> **EXERCISE TASK**
In the data that follows, count each line holding the string "name"; answer with the number only.

> **Figure data in JSON**
◆ ◆ ◆

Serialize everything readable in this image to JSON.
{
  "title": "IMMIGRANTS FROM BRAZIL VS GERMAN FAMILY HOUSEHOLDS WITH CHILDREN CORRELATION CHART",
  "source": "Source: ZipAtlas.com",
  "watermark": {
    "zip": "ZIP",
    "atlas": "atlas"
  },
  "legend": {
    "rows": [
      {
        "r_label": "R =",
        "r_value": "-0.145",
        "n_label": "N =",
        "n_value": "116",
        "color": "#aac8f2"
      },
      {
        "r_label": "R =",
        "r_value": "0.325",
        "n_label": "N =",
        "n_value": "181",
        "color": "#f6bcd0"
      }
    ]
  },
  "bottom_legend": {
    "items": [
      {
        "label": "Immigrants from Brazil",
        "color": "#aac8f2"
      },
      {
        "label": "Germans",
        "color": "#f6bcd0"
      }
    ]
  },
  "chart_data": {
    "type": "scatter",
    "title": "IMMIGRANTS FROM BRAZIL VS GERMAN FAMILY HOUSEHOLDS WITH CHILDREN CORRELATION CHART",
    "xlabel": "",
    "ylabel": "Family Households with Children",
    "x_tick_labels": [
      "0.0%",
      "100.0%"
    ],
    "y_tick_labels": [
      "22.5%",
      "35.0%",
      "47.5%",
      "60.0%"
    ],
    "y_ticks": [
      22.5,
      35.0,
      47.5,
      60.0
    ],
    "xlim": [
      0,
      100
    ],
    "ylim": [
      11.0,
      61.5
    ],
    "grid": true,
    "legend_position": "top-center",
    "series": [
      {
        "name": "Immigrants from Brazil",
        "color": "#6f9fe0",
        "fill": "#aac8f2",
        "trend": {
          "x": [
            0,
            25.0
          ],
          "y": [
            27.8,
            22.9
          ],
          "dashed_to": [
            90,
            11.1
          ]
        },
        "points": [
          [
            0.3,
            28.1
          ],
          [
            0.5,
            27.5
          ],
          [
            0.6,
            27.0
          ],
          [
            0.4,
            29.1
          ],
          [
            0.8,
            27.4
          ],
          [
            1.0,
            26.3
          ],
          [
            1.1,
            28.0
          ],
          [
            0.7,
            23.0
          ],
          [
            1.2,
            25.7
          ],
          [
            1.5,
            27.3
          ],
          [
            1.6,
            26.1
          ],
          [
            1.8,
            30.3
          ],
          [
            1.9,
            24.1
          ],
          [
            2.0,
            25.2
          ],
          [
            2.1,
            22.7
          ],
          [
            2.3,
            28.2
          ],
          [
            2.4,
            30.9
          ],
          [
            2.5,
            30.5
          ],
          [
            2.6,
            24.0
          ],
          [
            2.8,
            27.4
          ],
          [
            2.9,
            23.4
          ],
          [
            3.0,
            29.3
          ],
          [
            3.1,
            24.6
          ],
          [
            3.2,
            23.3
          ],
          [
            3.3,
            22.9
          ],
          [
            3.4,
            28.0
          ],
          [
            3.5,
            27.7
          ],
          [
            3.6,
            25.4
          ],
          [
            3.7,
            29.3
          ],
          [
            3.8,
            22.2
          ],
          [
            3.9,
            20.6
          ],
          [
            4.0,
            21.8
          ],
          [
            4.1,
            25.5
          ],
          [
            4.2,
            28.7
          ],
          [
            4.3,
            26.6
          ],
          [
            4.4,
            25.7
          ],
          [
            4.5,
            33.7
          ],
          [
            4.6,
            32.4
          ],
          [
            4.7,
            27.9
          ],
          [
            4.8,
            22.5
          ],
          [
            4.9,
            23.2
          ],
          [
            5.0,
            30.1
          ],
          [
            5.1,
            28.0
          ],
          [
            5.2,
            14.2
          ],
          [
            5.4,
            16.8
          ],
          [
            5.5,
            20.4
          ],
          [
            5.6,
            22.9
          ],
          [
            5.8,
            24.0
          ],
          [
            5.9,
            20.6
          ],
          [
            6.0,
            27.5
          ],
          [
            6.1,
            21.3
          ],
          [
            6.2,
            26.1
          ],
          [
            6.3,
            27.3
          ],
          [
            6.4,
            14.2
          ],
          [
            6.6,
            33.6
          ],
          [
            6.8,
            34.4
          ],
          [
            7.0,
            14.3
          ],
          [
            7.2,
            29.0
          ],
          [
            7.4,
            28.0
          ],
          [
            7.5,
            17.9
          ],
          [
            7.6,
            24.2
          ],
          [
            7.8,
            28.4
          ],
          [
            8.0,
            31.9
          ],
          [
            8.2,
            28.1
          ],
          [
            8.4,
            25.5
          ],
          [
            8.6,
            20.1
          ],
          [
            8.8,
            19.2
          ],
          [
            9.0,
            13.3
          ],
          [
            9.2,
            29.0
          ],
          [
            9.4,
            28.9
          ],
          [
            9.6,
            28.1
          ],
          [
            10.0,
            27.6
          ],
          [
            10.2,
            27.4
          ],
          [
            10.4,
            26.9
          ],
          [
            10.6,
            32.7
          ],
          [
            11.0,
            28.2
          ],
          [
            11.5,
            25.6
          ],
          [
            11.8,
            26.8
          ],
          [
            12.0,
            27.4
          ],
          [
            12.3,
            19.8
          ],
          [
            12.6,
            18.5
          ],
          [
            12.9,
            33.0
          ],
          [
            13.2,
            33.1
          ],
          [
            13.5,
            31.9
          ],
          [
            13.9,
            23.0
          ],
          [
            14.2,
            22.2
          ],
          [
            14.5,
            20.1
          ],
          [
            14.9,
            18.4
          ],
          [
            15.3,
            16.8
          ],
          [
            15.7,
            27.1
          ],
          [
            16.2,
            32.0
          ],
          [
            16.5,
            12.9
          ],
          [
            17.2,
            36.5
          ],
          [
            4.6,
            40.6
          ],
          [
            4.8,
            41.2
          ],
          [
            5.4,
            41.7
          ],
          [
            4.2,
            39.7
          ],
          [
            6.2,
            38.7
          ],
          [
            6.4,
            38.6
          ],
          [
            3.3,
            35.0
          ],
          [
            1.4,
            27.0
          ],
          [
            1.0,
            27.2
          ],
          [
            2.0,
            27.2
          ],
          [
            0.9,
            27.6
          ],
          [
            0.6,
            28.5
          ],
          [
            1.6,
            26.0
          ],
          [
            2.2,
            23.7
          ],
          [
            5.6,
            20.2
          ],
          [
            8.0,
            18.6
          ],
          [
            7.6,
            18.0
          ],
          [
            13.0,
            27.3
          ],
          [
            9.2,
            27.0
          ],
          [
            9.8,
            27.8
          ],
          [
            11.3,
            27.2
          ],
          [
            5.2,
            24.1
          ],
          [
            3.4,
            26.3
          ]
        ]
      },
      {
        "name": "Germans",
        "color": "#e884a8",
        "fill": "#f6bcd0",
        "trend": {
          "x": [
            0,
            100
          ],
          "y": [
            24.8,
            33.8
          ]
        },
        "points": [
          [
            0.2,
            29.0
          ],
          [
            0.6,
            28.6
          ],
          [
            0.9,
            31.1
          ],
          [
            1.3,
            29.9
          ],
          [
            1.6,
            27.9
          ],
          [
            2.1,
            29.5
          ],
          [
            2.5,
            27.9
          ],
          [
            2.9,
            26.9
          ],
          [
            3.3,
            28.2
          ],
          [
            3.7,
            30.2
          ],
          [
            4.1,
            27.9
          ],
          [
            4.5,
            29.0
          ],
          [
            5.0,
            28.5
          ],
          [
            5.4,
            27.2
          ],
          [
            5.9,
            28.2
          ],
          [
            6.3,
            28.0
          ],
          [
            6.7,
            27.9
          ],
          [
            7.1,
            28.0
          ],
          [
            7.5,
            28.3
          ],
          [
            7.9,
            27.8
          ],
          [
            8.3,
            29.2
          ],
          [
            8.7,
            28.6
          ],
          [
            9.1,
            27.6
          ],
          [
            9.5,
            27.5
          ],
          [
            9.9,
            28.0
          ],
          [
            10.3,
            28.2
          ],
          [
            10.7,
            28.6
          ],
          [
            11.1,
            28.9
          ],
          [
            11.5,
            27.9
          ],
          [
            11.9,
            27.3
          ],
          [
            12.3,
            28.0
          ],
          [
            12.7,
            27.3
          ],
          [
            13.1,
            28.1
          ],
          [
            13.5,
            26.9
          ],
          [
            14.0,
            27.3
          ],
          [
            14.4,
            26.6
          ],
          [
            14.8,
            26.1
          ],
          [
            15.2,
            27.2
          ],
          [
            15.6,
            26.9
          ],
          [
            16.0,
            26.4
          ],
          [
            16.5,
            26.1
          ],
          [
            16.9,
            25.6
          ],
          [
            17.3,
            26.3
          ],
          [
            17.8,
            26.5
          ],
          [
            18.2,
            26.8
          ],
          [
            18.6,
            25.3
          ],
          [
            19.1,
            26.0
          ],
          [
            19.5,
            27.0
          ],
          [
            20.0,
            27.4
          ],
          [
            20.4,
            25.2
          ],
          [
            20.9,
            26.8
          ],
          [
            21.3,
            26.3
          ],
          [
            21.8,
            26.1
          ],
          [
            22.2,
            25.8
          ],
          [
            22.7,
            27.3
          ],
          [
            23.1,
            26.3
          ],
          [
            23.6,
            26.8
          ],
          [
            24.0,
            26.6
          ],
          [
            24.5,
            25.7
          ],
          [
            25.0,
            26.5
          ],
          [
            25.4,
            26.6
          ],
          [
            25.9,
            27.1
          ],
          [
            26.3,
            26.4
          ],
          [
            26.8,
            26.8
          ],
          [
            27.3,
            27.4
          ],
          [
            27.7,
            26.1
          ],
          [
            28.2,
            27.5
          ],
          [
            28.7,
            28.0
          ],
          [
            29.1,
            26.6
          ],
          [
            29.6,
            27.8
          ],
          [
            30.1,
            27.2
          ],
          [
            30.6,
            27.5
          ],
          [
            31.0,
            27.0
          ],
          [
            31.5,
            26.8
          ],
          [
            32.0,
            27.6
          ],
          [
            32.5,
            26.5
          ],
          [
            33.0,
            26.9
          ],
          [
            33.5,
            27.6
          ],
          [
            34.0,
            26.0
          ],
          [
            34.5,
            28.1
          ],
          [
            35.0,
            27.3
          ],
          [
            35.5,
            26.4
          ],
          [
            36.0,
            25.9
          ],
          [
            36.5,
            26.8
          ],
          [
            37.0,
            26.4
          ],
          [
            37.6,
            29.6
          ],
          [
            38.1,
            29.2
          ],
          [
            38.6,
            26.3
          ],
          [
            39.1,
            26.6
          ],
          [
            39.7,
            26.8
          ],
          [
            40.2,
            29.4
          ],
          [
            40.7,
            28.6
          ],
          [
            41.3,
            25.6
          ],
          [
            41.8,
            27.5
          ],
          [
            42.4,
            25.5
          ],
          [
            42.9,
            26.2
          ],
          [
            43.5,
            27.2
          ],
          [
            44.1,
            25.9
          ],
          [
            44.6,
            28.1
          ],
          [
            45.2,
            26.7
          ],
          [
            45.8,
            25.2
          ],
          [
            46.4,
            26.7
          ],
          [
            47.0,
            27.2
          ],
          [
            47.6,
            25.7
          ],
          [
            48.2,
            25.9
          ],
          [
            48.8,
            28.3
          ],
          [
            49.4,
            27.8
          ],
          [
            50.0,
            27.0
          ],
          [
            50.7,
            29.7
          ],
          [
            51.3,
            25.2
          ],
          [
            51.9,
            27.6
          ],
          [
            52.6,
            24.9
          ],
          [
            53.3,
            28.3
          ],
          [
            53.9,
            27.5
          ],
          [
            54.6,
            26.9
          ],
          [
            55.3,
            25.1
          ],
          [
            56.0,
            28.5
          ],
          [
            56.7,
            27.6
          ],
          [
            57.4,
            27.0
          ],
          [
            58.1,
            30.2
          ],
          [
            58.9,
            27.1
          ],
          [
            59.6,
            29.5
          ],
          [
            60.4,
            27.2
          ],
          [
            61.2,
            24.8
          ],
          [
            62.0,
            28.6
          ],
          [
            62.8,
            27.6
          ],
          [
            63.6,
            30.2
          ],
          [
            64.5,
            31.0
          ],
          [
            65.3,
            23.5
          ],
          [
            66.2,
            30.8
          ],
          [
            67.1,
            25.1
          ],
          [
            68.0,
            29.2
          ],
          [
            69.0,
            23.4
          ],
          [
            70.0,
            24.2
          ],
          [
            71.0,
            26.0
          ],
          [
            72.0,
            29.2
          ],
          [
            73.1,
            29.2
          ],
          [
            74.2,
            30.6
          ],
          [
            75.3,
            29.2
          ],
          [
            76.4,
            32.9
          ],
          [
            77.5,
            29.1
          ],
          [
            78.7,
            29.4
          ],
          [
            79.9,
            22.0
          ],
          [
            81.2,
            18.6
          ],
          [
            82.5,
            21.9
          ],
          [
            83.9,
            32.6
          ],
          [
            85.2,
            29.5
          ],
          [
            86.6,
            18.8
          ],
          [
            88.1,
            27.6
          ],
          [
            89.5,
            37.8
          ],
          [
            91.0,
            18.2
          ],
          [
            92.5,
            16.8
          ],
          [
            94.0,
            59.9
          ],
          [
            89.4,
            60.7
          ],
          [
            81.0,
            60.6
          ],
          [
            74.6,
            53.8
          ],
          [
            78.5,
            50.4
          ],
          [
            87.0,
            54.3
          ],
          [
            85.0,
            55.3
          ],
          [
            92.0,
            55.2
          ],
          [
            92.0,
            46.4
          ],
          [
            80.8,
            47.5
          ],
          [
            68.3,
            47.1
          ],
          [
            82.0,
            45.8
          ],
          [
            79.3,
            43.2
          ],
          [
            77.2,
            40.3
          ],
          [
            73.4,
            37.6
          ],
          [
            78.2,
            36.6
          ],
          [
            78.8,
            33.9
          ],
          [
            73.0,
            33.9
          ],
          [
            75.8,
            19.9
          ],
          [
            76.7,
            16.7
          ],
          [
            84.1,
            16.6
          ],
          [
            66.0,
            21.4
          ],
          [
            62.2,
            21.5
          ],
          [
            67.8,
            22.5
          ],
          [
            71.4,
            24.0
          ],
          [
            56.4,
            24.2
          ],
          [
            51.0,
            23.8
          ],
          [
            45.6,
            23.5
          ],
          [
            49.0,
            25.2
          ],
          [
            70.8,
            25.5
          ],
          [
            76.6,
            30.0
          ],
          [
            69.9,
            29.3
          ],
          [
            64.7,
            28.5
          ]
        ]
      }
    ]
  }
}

◆ ◆ ◆

> **SOLUTION TO THE PROBLEM**
2